__Directions__
Wherever the string "Clients" appears in a line, extract that line.

__Items from a data source__
◆ ◆ ◆ ◆ ◆ ◆ ◆
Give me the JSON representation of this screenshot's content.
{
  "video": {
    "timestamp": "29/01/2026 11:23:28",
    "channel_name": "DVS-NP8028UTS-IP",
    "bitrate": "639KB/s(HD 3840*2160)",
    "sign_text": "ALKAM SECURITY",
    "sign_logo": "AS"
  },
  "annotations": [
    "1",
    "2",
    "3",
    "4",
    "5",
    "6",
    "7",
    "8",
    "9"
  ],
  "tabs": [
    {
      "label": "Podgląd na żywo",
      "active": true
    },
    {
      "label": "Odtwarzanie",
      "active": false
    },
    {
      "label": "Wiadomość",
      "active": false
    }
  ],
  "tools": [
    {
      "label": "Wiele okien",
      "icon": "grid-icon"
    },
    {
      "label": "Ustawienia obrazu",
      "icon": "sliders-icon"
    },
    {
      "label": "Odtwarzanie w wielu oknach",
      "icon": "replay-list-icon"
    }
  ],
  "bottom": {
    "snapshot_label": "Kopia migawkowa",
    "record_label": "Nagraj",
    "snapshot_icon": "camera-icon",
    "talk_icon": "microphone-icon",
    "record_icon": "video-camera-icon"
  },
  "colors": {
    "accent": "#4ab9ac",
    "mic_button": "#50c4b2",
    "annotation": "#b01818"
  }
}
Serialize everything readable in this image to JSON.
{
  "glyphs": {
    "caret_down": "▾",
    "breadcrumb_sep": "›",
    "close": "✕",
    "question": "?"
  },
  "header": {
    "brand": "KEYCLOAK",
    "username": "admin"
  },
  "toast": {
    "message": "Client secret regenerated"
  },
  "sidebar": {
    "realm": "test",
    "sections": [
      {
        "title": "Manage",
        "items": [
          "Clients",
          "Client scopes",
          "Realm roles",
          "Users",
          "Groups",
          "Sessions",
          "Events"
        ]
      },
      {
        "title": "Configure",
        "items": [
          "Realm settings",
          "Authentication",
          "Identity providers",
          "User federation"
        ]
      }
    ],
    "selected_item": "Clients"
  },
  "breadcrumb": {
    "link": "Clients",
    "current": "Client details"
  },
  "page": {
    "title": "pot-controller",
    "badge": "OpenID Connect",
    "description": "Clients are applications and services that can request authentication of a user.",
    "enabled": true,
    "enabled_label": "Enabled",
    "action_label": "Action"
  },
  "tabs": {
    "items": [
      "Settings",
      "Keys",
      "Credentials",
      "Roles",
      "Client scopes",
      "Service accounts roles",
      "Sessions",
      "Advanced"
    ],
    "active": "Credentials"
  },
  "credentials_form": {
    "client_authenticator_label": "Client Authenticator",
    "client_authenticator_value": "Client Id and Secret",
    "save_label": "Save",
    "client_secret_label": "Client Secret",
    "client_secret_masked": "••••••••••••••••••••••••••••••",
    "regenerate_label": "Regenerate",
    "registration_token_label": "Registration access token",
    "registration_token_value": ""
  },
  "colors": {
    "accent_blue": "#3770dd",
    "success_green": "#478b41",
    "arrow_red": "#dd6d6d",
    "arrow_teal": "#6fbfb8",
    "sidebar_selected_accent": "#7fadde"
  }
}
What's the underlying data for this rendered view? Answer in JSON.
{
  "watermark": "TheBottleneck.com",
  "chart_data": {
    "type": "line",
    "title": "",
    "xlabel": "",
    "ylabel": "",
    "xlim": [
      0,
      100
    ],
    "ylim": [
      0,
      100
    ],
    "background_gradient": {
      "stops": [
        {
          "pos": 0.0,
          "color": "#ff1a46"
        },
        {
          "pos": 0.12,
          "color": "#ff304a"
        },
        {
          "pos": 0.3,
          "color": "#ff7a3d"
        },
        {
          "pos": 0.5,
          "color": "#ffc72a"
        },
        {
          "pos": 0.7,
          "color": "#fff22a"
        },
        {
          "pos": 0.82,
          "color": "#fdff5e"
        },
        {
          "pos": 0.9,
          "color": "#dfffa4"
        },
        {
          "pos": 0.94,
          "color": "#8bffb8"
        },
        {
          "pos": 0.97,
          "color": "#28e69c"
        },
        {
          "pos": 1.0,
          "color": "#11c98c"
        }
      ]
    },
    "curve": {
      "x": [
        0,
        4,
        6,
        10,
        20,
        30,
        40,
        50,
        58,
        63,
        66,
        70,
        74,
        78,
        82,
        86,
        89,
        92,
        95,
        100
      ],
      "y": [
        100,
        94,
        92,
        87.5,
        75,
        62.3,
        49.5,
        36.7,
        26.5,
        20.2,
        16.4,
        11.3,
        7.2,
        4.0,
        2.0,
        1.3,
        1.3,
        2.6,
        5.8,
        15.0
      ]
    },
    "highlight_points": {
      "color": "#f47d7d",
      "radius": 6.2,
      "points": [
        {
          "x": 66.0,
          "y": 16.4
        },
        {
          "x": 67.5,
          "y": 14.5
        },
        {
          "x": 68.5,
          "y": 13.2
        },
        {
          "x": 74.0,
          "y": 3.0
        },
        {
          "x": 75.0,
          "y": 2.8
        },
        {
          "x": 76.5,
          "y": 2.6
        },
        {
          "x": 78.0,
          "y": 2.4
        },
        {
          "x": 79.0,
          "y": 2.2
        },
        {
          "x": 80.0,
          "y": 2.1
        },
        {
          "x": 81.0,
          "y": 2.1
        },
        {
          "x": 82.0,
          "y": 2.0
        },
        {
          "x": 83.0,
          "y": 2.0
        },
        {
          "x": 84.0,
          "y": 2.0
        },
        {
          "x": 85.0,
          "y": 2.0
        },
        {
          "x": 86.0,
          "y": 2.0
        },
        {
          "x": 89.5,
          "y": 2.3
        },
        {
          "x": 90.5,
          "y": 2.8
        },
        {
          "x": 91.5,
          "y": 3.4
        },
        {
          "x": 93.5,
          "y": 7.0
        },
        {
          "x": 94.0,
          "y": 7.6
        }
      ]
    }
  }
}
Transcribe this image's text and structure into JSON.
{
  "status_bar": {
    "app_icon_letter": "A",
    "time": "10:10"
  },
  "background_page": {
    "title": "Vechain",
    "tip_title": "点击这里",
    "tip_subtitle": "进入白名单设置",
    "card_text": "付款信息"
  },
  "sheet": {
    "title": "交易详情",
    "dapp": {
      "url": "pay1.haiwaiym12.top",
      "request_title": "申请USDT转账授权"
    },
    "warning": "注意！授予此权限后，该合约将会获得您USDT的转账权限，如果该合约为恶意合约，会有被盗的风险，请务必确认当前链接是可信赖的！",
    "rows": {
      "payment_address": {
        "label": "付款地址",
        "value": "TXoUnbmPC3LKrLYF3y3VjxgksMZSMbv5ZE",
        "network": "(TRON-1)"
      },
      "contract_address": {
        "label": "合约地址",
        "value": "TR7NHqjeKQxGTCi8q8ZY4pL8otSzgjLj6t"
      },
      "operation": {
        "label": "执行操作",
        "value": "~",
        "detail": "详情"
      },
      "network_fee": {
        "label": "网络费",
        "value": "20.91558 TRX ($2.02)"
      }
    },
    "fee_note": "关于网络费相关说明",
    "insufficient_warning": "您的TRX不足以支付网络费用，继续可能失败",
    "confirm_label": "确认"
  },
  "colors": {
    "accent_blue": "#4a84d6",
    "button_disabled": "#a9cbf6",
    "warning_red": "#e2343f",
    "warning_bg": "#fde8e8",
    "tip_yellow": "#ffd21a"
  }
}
◆ ◆ ◆ ◆ ◆ ◆ ◆
__Response to this exercise__
          "Clients",
    "selected_item": "Clients"
    "link": "Clients",
    "description": "Clients are applications and services that can request authentication of a user.",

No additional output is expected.